## Selected excerpt:
******

Still, there is code that is available only as modules, like ZFS support

/sys/conf/NOTES makes a good reading for this purpose.


----------



## kpa (Mar 13, 2012)

I would say that on amd64 and with enough system memory there's very few reasons (PF ALTQ etc.) to compile your own kernel, GENERIC will provide the same performance you would get with your own custom kernel and the amount of wasted memory by unused drivers isn't really that much. If you're on i386 it's much more beneficial to strip unused drivers because i386 has a limited address space for kernel memory unlike amd64.

First things to change to loadable modules are nic drivers you know you'll never have on your system, same with drivers for various SCSI controllers.


----------



## Bunyan (Mar 13, 2012)

Hey, man.
Just a  question:
-Why should I not remove from the kernel ALL code that I'll NEVER need?


----------



## throAU (Mar 13, 2012)

Bunyan said:
			
		

> Hey, man.
> Just a  question:
> -Why should I not remove from the kernel ALL code that I'll NEVER need?

******

## Records:
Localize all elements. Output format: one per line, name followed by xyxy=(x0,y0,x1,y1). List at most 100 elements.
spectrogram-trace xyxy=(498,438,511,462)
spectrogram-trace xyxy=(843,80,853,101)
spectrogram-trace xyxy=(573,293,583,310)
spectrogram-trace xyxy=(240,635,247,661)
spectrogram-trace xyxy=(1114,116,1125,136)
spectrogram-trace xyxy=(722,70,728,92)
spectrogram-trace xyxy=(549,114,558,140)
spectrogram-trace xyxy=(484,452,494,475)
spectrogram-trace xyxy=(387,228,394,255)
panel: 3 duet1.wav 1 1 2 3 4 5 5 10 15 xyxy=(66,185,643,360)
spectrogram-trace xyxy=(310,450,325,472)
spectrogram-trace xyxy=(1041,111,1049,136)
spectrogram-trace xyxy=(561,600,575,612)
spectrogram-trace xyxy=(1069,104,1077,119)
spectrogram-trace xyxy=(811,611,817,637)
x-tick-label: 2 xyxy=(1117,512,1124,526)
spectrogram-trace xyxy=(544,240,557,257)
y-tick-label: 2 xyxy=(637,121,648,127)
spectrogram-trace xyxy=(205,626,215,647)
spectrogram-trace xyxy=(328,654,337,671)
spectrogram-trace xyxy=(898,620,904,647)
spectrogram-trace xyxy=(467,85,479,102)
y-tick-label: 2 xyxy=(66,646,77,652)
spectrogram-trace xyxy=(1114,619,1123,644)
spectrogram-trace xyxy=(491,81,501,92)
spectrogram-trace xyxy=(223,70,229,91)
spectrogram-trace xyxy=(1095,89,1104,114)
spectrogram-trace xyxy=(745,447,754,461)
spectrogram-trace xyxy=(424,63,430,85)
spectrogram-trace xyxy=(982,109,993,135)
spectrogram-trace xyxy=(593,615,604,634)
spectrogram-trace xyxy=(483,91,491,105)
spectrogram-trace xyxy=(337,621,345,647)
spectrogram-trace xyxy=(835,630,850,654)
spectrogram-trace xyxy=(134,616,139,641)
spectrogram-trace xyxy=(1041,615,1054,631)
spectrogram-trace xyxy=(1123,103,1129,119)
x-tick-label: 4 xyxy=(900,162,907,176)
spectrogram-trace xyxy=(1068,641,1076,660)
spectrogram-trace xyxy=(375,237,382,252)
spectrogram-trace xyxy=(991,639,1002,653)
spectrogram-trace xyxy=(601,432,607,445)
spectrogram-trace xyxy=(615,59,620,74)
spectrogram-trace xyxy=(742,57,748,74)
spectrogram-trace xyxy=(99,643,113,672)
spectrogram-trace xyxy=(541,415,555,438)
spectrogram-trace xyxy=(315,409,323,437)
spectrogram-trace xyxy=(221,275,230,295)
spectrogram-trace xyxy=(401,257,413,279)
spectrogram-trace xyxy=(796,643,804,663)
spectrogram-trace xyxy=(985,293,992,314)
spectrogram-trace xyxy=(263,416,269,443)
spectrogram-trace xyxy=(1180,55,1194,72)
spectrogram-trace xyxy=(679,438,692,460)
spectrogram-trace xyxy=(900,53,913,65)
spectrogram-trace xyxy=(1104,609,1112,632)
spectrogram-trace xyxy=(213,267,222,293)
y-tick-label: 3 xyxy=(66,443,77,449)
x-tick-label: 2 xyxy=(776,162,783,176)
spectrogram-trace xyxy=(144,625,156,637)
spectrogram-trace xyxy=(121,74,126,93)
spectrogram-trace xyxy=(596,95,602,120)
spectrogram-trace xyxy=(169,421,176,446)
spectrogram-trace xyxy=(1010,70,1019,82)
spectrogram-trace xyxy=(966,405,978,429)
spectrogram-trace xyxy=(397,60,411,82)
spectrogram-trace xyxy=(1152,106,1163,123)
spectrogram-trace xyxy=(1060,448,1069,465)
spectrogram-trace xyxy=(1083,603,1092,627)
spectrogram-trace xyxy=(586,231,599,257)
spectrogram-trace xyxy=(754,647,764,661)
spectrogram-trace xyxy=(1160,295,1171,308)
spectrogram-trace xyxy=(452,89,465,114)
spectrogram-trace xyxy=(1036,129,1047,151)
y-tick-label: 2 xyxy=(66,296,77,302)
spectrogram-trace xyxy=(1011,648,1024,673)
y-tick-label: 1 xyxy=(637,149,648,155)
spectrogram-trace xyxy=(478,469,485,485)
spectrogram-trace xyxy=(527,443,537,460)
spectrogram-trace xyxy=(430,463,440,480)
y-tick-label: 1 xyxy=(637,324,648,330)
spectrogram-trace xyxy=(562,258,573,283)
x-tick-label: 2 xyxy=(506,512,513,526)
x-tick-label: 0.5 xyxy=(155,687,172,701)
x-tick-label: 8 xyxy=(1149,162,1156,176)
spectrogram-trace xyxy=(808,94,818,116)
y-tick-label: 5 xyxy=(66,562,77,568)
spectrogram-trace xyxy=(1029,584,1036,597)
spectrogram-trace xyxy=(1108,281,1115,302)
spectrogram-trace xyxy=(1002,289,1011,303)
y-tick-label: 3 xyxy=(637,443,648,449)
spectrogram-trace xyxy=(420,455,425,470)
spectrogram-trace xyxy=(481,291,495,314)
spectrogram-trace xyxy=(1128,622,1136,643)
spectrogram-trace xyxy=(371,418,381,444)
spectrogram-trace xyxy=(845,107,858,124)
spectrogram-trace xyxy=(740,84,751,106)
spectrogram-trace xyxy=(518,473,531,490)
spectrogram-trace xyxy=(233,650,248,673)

******

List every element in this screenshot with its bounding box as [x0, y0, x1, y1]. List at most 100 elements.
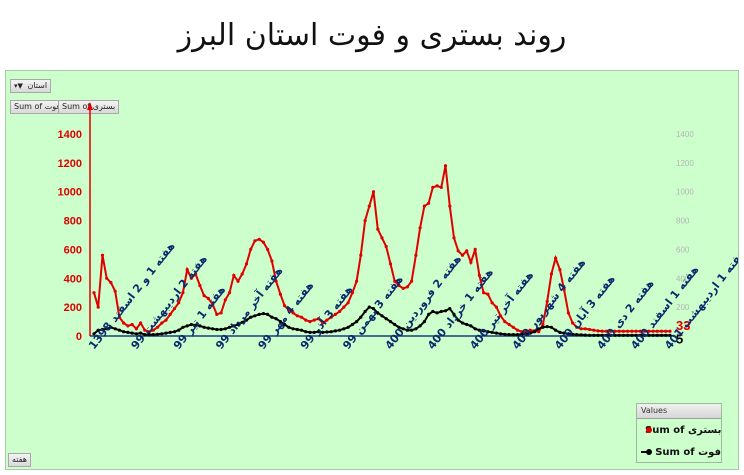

******

## What the task asks:
From the forum thread about building a custom kernel above, reproduce word for word the passage that begins with the words containing "## kpa (Mar" and ends with "various SCSI controllers.".

## Solution to this problem:
## kpa (Mar 13, 2012)

I would say that on amd64 and with enough system memory there's very few reasons (PF ALTQ etc.) to compile your own kernel, GENERIC will provide the same performance you would get with your own custom kernel and the amount of wasted memory by unused drivers isn't really that much. If you're on i386 it's much more beneficial to strip unused drivers because i386 has a limited address space for kernel memory unlike amd64.

First things to change to loadable modules are nic drivers you know you'll never have on your system, same with drivers for various SCSI controllers.